* **Ausgangstext**:

Während Produzenten, Sender und Lobbyverbände über angebliche Notlagen jammern, fließen immer mehr Steuergelder und Zwangsgebühren in eine rotgrüne Klientelbewirtschaftungsbranche, die kaum Zuschauer erreicht. Die Politik? Verdoppelt die Fördermittel und zementiert ein desolates System.
picture alliance/dpa | Carsten Koall
Jeden Tag beklagen sich deutsche Filmproduktionsfirmen, Filmallianzen und Akademien, Gewerkschaften sowie Vertreter der Schauspieler, Regisseure, Filmcrews und Produzenten öffentlich über zu wenig Förderung und zu wenige Aufträge.
Die Frau des SPD-Urgesteins Franz Müntefering, Michelle Müntefering, ist Geschäftsführerin der Produzentenallianz und sprach dieser Tage: „Die Produzenten arbeiten im prekären Renditebereich. Das grenzt an Selbstausbeutung. Die im Koalitionsvertrag versprochenen Maßnahmen (aka Filmförderreform) müssen endlich umgesetzt werden. Hinzu kommt eine enorme Planungsunsicherheit. Fest steht: Die Herausforderungen sind keine vorübergehende Delle, sondern inzwischen ein strukturelles Problem. Umso mehr braucht es jetzt eine Politik, die die Branche stützt.“
Wirklich? Ich verfolge diese deutsche Filmbranche seit über 30 Jahren – und zwar im Detail. Meine Filmproduktionsfirma BOLU GmbH gibt es seit 1991, und mein damaliger Co-Geschäftsführer Frank Lustig hat sogar seine Magisterarbeit über die Filmförderung geschrieben und den katastrophalen Misserfolg dieser Förderung empirisch belegt. Und die Zahlen haben sich bis heute nicht verändert. Hier einmal die Basisdaten und die Historie bis zur jetzigen Situation im Abriss:
- Filmförderung gibt es in Deutschland seit 1968. Sie wurde gegründet, weil die Filmemacher der 68er-Generation Geld brauchten, um ihre Kunstfilme herzustellen. Es gibt vier unterschiedliche bundesweite Filmförderungen.

* **Vorgegebenes Ziel**: Nimm den Text über die deutsche Filmförderung nach seinem letzten Satz wieder auf und schreib ihn weiter.

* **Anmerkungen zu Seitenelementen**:

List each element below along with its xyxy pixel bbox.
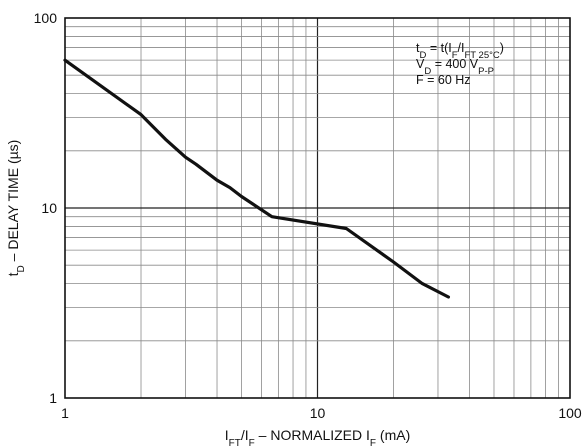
conditions-annotation: tD = t(IF/IFT 25°C)VD = 400 VP-PF = 60 H…: [416, 41, 504, 87]
plot-frame: [64, 17, 571, 399]
label-text: = t(I: [426, 41, 451, 55]
y-tick-label: 10: [41, 200, 57, 216]
annotation-line: F = 60 Hz: [416, 73, 471, 87]
x-tick-label: 10: [310, 405, 326, 421]
subscript-text: F: [249, 438, 255, 447]
annotation-line: VD = 400 VP-P: [416, 57, 494, 77]
annotation-line: tD = t(IF/IFT 25°C): [416, 41, 504, 61]
subscript-text: D: [419, 50, 426, 61]
data-series: [63, 58, 450, 299]
label-text: t: [5, 272, 21, 276]
y-axis-label: tD – DELAY TIME (µs): [5, 140, 27, 277]
y-tick-label: 1: [49, 390, 57, 406]
subscript-text: D: [16, 265, 27, 272]
label-text: – NORMALIZED I: [255, 427, 370, 443]
label-text: – DELAY TIME (µs): [5, 140, 21, 266]
subscript-text: F: [370, 438, 376, 447]
x-tick-label: 1: [61, 405, 69, 421]
grid: [65, 18, 570, 398]
label-text: F = 60 Hz: [416, 73, 471, 87]
subscript-text: P-P: [478, 66, 494, 77]
label-text: /I: [458, 41, 465, 55]
subscript-text: D: [424, 66, 431, 77]
x-axis-label: IFT/IF – NORMALIZED IF (mA): [225, 427, 410, 447]
label-text: V: [416, 57, 425, 71]
label-text: t: [416, 41, 420, 55]
subscript-text: FT: [229, 438, 241, 447]
label-text: I: [225, 427, 229, 443]
y-tick-labels: 1 10 100: [34, 10, 58, 406]
label-text: /I: [241, 427, 249, 443]
series-line: [63, 58, 450, 299]
subscript-text: F: [452, 50, 458, 61]
x-tick-label: 100: [558, 405, 582, 421]
label-text: = 400 V: [431, 57, 479, 71]
x-tick-labels: 1 10 100: [61, 405, 582, 421]
label-text: ): [500, 41, 504, 55]
y-tick-label: 100: [34, 10, 58, 26]
label-text: (mA): [376, 427, 410, 443]
subscript-text: FT 25°C: [464, 50, 499, 61]
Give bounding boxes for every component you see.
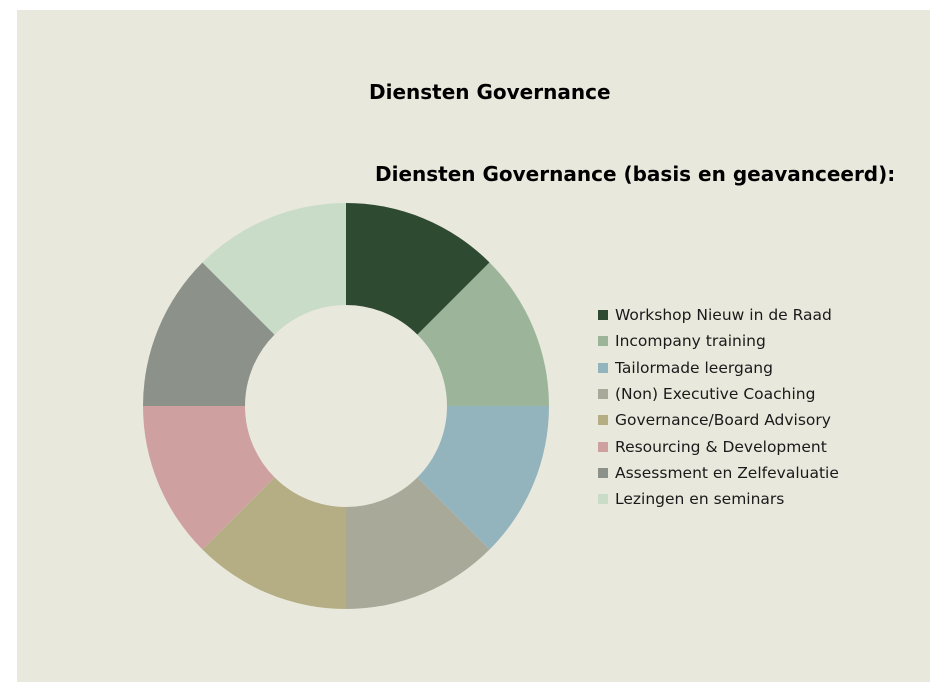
donut-slice-5 <box>202 477 346 609</box>
legend-swatch <box>598 310 608 321</box>
legend-item: Workshop Nieuw in de Raad <box>598 302 839 328</box>
legend-label: Workshop Nieuw in de Raad <box>615 306 832 325</box>
legend-item: Resourcing & Development <box>598 433 839 459</box>
donut-slice-4 <box>346 477 490 609</box>
donut-slice-7 <box>143 262 275 406</box>
legend-item: Governance/Board Advisory <box>598 407 839 433</box>
legend-item: Incompany training <box>598 328 839 354</box>
legend-swatch <box>598 415 608 426</box>
page-title: Diensten Governance <box>369 80 611 104</box>
legend-item: Tailormade leergang <box>598 355 839 381</box>
legend-swatch <box>598 389 608 400</box>
legend-item: (Non) Executive Coaching <box>598 381 839 407</box>
legend-label: Incompany training <box>615 332 766 351</box>
legend-label: Resourcing & Development <box>615 437 827 456</box>
legend-swatch <box>598 494 608 505</box>
legend-label: Tailormade leergang <box>615 358 773 377</box>
donut-slice-1 <box>346 203 490 335</box>
legend-swatch <box>598 336 608 347</box>
legend-label: Lezingen en seminars <box>615 490 785 509</box>
chart-legend: Workshop Nieuw in de Raad Incompany train… <box>598 302 839 512</box>
donut-slice-3 <box>417 406 549 550</box>
donut-slice-8 <box>202 203 346 335</box>
legend-label: Governance/Board Advisory <box>615 411 831 430</box>
legend-item: Lezingen en seminars <box>598 486 839 512</box>
donut-slice-6 <box>143 406 275 550</box>
legend-label: (Non) Executive Coaching <box>615 385 816 404</box>
legend-swatch <box>598 467 608 478</box>
legend-item: Assessment en Zelfevaluatie <box>598 460 839 486</box>
legend-swatch <box>598 441 608 452</box>
legend-label: Assessment en Zelfevaluatie <box>615 463 839 482</box>
donut-slice-2 <box>417 262 549 406</box>
chart-title: Diensten Governance (basis en geavanceer… <box>375 162 896 186</box>
donut-chart <box>143 203 549 609</box>
legend-swatch <box>598 362 608 373</box>
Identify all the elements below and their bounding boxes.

* **Antwort**:
- Ab den 90er-Jahren wollten die Bundesländer mitmischen, und es wurden Förderungen in NRW, Bayern und rund zehn weiteren Bundesländern gegründet – mit dem Ziel, Produktionen in diese Bundesländer zu holen, um dort die Filmbranche zu stärken und Umsätze zu generieren. Die Förderungen stehen im Wettbewerb zueinander.
- Insgesamt werden pro Jahr rund 600 Millionen Euro an Produzenten ausgeschüttet. Einige dieser Förderungen werden als „bedingt rückzahlbare Darlehen“ ausgezahlt, müssten also aus den Filmerlösen proportional zu den Herstellungskosten zurückgeführt werden. Die Statistik zeigt, dass von etwa 130 geförderten Filmen pro Jahr rund 90 Prozent unter 50.000 Euro Gesamterlös bleiben. Das heißt: Aus Kino, Video, Streaming, Auslandsverkauf und TV kommen weniger als 50.000 Euro zurück – bei Herstellungskosten zwischen 1 und 15 Millionen Euro.
- Von den Darlehen werden effektiv unter 12 Prozent – und oft nur teilweise – zurückbezahlt. Die Grundidee, revolvierende Erlöse zu generieren, die dann zusätzlich zum jährlichen Fördervolumen wieder in den Filmkreislauf investiert werden können, funktioniert nicht.
- Der größte Co-Produzent all dieser Produktionen sind die öffentlich-rechtlichen Sender. Pro Jahr investieren ARD und ZDF rund eine Milliarde Euro in Filme. ARD und ZDF finanzieren auch etliche Länderförderungen mit und kontrollieren auf diese Weise Fördergremien und Jurys.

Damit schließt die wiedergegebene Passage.